TASK TO CARRY OUT
Print the range of lines that opens with the line containing "Convert this chart to structured JSON data." and closes with the last line of the listing. Include both ends; print nothing more.

ENTRIES
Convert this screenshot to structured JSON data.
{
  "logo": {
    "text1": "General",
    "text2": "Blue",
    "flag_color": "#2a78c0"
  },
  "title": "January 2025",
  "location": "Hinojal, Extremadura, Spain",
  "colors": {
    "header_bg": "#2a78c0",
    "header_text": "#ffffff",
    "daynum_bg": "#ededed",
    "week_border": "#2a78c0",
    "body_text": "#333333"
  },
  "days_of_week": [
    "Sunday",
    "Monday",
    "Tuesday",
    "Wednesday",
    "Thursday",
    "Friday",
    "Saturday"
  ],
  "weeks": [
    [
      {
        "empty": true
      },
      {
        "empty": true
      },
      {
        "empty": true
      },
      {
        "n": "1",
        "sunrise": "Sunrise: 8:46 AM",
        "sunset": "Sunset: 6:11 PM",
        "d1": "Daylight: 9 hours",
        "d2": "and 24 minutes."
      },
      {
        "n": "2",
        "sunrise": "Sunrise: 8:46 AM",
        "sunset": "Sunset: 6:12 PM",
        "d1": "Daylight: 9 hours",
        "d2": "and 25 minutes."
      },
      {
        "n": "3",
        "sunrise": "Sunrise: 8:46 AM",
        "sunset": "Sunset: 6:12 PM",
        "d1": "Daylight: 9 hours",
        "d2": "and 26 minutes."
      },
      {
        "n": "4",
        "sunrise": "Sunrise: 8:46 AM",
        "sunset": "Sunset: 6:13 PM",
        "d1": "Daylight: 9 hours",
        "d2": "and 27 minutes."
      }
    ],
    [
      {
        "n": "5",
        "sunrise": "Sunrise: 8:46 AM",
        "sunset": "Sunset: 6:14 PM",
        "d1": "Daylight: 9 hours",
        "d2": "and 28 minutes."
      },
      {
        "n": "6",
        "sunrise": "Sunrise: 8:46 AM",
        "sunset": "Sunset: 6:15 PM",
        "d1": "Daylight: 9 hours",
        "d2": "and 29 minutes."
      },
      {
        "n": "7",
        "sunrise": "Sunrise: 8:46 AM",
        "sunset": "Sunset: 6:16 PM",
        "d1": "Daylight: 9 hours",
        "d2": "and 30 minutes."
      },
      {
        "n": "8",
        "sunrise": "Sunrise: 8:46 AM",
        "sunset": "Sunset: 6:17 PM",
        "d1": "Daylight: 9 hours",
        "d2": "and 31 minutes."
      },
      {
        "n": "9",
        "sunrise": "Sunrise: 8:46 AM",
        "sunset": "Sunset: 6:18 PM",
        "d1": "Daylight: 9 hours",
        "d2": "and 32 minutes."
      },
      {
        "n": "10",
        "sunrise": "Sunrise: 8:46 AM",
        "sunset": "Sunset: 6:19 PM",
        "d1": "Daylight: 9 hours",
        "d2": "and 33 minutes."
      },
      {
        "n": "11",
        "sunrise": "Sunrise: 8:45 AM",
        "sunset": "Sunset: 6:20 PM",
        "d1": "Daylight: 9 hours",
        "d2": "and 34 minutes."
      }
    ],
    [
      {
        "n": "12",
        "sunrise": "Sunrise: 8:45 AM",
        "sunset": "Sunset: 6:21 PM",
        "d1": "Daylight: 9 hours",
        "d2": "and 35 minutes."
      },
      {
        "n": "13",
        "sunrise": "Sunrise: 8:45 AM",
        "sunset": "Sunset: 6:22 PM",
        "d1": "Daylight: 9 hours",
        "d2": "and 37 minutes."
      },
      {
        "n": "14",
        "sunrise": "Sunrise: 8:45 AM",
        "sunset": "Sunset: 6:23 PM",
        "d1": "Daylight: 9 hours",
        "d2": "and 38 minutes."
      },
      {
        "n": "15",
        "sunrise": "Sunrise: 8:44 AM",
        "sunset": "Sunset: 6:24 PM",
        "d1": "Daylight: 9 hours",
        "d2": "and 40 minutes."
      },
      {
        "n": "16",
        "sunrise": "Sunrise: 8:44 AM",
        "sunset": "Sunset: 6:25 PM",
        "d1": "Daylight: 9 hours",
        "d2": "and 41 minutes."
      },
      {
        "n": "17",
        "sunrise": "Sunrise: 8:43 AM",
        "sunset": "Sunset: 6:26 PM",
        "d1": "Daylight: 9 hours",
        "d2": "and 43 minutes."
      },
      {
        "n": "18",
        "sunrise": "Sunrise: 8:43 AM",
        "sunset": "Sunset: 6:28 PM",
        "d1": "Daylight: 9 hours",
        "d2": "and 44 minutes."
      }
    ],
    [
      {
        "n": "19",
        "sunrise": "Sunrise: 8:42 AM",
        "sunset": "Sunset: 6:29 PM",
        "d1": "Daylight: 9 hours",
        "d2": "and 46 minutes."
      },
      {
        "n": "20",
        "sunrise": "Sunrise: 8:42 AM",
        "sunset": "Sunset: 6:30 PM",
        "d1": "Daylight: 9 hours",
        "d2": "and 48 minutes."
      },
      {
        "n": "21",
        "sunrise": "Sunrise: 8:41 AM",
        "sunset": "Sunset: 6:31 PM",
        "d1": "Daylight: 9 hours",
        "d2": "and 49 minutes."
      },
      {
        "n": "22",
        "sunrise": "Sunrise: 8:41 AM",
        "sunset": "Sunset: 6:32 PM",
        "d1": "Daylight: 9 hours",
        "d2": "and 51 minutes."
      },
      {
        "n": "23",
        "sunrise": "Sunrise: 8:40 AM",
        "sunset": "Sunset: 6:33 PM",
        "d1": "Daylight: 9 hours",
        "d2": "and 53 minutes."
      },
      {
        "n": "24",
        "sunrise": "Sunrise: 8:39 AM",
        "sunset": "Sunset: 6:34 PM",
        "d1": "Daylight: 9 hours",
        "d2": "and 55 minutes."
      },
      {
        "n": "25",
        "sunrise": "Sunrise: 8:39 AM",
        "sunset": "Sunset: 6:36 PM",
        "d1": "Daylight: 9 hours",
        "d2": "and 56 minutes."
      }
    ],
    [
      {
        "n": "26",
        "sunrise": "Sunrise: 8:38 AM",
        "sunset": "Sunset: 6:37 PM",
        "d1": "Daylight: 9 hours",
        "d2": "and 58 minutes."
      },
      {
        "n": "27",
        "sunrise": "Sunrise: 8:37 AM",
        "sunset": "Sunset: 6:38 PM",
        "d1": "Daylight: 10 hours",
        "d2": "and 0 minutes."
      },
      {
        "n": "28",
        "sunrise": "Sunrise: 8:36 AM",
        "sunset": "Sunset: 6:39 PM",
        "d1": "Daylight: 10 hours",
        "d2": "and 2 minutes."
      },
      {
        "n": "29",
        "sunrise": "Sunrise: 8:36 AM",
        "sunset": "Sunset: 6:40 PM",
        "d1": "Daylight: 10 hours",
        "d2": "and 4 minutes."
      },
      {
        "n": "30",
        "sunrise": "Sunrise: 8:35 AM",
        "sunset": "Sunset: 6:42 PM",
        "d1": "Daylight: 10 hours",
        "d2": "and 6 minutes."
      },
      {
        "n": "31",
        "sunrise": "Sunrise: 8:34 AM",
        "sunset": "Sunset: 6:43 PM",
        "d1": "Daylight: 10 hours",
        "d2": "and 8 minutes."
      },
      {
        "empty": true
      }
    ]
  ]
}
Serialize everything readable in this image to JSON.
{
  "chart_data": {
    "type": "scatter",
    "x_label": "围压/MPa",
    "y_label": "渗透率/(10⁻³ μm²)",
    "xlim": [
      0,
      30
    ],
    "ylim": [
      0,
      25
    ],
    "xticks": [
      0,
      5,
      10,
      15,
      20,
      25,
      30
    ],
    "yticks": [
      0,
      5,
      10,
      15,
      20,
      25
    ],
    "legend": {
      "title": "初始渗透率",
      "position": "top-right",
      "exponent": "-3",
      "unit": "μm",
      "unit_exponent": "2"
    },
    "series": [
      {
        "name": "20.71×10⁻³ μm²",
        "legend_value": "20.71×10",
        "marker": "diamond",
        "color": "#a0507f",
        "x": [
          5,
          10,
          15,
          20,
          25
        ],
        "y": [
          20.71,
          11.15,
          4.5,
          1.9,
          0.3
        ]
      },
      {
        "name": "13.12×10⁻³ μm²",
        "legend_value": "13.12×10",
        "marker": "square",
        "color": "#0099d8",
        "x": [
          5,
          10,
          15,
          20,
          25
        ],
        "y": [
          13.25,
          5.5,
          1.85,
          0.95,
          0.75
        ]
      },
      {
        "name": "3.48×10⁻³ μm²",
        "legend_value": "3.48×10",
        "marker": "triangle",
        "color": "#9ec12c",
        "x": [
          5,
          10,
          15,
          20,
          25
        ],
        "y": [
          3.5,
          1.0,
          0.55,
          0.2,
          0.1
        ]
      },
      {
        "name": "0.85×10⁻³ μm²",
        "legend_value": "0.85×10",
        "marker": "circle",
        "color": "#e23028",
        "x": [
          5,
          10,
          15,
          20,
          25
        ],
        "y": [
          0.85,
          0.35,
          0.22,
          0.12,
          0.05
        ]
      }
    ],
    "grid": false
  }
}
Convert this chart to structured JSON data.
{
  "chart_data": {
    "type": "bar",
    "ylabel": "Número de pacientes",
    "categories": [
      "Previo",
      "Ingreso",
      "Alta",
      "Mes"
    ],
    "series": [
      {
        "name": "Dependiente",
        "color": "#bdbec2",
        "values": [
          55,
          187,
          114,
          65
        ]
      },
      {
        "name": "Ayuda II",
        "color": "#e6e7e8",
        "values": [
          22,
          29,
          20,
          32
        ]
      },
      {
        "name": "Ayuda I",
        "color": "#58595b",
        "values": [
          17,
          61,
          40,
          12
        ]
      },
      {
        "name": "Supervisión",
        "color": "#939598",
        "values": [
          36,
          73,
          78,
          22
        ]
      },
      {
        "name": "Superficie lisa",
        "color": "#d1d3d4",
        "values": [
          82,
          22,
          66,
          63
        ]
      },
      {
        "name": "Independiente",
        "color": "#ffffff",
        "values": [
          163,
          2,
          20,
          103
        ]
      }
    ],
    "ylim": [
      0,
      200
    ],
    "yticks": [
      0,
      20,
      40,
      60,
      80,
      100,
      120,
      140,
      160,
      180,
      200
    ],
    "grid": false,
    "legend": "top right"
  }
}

FULL OUTPUT
Convert this chart to structured JSON data.
{
  "chart_data": {
    "type": "bar",
    "ylabel": "Número de pacientes",
    "categories": [
      "Previo",
      "Ingreso",
      "Alta",
      "Mes"
    ],
    "series": [
      {
        "name": "Dependiente",
        "color": "#bdbec2",
        "values": [
          55,
          187,
          114,
          65
        ]
      },
      {
        "name": "Ayuda II",
        "color": "#e6e7e8",
        "values": [
          22,
          29,
          20,
          32
        ]
      },
      {
        "name": "Ayuda I",
        "color": "#58595b",
        "values": [
          17,
          61,
          40,
          12
        ]
      },
      {
        "name": "Supervisión",
        "color": "#939598",
        "values": [
          36,
          73,
          78,
          22
        ]
      },
      {
        "name": "Superficie lisa",
        "color": "#d1d3d4",
        "values": [
          82,
          22,
          66,
          63
        ]
      },
      {
        "name": "Independiente",
        "color": "#ffffff",
        "values": [
          163,
          2,
          20,
          103
        ]
      }
    ],
    "ylim": [
      0,
      200
    ],
    "yticks": [
      0,
      20,
      40,
      60,
      80,
      100,
      120,
      140,
      160,
      180,
      200
    ],
    "grid": false,
    "legend": "top right"
  }
}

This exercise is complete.